◆ Given data
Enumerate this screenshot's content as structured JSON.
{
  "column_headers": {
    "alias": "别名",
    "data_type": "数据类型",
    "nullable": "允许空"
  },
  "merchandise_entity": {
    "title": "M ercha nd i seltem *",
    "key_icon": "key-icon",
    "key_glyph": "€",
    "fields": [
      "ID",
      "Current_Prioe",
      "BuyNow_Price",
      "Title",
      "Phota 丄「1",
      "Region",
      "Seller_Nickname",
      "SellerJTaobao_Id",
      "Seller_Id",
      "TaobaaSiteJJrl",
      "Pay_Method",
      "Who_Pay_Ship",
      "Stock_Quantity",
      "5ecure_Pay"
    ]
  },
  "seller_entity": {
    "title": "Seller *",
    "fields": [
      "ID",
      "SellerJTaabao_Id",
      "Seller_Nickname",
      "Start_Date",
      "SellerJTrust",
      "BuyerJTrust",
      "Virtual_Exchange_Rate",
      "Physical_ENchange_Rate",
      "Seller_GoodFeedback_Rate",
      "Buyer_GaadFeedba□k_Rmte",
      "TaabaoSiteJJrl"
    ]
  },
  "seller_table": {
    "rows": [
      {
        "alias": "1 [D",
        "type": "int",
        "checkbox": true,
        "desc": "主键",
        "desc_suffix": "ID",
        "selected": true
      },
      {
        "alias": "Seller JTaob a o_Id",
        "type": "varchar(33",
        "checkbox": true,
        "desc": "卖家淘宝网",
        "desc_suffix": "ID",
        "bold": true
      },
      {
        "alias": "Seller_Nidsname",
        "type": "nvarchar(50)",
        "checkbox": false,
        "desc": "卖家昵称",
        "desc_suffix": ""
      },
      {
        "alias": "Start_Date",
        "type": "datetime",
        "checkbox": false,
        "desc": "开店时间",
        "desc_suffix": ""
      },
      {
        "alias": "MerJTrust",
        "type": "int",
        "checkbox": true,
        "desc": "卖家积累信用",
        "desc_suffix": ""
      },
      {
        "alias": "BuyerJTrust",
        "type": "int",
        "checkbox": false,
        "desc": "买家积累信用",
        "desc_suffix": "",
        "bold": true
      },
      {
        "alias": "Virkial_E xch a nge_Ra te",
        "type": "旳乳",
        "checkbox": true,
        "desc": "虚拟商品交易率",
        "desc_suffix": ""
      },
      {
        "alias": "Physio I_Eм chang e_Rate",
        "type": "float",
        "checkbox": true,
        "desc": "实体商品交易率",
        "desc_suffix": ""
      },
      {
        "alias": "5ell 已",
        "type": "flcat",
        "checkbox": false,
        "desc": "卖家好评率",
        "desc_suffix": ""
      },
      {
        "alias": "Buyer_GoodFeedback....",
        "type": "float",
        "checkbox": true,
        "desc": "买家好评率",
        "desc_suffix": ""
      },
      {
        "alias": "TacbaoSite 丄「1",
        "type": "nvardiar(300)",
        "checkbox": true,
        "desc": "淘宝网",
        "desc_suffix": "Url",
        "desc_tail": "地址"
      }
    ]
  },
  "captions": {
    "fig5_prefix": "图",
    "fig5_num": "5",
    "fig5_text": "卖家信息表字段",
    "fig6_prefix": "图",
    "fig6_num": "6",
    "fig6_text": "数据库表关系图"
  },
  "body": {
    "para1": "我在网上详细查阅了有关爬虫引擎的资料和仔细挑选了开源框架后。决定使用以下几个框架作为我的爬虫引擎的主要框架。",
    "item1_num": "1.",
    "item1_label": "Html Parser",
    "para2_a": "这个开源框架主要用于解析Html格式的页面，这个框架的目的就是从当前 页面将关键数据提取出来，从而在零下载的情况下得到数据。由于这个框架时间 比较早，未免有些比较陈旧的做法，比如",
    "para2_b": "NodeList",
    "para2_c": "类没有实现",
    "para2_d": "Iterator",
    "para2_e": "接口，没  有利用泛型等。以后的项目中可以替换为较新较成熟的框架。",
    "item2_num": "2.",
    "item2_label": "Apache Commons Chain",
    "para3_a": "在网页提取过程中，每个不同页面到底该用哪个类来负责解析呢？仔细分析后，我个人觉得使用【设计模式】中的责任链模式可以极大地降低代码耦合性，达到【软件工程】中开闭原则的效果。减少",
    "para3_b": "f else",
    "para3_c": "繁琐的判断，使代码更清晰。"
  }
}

◆ Work to complete
Quote the material exactly, leaving nothing out.

◆ Exercise response
Enumerate this screenshot's content as structured JSON.
{
  "column_headers": {
    "alias": "别名",
    "data_type": "数据类型",
    "nullable": "允许空"
  },
  "merchandise_entity": {
    "title": "M ercha nd i seltem *",
    "key_icon": "key-icon",
    "key_glyph": "€",
    "fields": [
      "ID",
      "Current_Prioe",
      "BuyNow_Price",
      "Title",
      "Phota 丄「1",
      "Region",
      "Seller_Nickname",
      "SellerJTaobao_Id",
      "Seller_Id",
      "TaobaaSiteJJrl",
      "Pay_Method",
      "Who_Pay_Ship",
      "Stock_Quantity",
      "5ecure_Pay"
    ]
  },
  "seller_entity": {
    "title": "Seller *",
    "fields": [
      "ID",
      "SellerJTaabao_Id",
      "Seller_Nickname",
      "Start_Date",
      "SellerJTrust",
      "BuyerJTrust",
      "Virtual_Exchange_Rate",
      "Physical_ENchange_Rate",
      "Seller_GoodFeedback_Rate",
      "Buyer_GaadFeedba□k_Rmte",
      "TaabaoSiteJJrl"
    ]
  },
  "seller_table": {
    "rows": [
      {
        "alias": "1 [D",
        "type": "int",
        "checkbox": true,
        "desc": "主键",
        "desc_suffix": "ID",
        "selected": true
      },
      {
        "alias": "Seller JTaob a o_Id",
        "type": "varchar(33",
        "checkbox": true,
        "desc": "卖家淘宝网",
        "desc_suffix": "ID",
        "bold": true
      },
      {
        "alias": "Seller_Nidsname",
        "type": "nvarchar(50)",
        "checkbox": false,
        "desc": "卖家昵称",
        "desc_suffix": ""
      },
      {
        "alias": "Start_Date",
        "type": "datetime",
        "checkbox": false,
        "desc": "开店时间",
        "desc_suffix": ""
      },
      {
        "alias": "MerJTrust",
        "type": "int",
        "checkbox": true,
        "desc": "卖家积累信用",
        "desc_suffix": ""
      },
      {
        "alias": "BuyerJTrust",
        "type": "int",
        "checkbox": false,
        "desc": "买家积累信用",
        "desc_suffix": "",
        "bold": true
      },
      {
        "alias": "Virkial_E xch a nge_Ra te",
        "type": "旳乳",
        "checkbox": true,
        "desc": "虚拟商品交易率",
        "desc_suffix": ""
      },
      {
        "alias": "Physio I_Eм chang e_Rate",
        "type": "float",
        "checkbox": true,
        "desc": "实体商品交易率",
        "desc_suffix": ""
      },
      {
        "alias": "5ell 已",
        "type": "flcat",
        "checkbox": false,
        "desc": "卖家好评率",
        "desc_suffix": ""
      },
      {
        "alias": "Buyer_GoodFeedback....",
        "type": "float",
        "checkbox": true,
        "desc": "买家好评率",
        "desc_suffix": ""
      },
      {
        "alias": "TacbaoSite 丄「1",
        "type": "nvardiar(300)",
        "checkbox": true,
        "desc": "淘宝网",
        "desc_suffix": "Url",
        "desc_tail": "地址"
      }
    ]
  },
  "captions": {
    "fig5_prefix": "图",
    "fig5_num": "5",
    "fig5_text": "卖家信息表字段",
    "fig6_prefix": "图",
    "fig6_num": "6",
    "fig6_text": "数据库表关系图"
  },
  "body": {
    "para1": "我在网上详细查阅了有关爬虫引擎的资料和仔细挑选了开源框架后。决定使用以下几个框架作为我的爬虫引擎的主要框架。",
    "item1_num": "1.",
    "item1_label": "Html Parser",
    "para2_a": "这个开源框架主要用于解析Html格式的页面，这个框架的目的就是从当前 页面将关键数据提取出来，从而在零下载的情况下得到数据。由于这个框架时间 比较早，未免有些比较陈旧的做法，比如",
    "para2_b": "NodeList",
    "para2_c": "类没有实现",
    "para2_d": "Iterator",
    "para2_e": "接口，没  有利用泛型等。以后的项目中可以替换为较新较成熟的框架。",
    "item2_num": "2.",
    "item2_label": "Apache Commons Chain",
    "para3_a": "在网页提取过程中，每个不同页面到底该用哪个类来负责解析呢？仔细分析后，我个人觉得使用【设计模式】中的责任链模式可以极大地降低代码耦合性，达到【软件工程】中开闭原则的效果。减少",
    "para3_b": "f else",
    "para3_c": "繁琐的判断，使代码更清晰。"
  }
}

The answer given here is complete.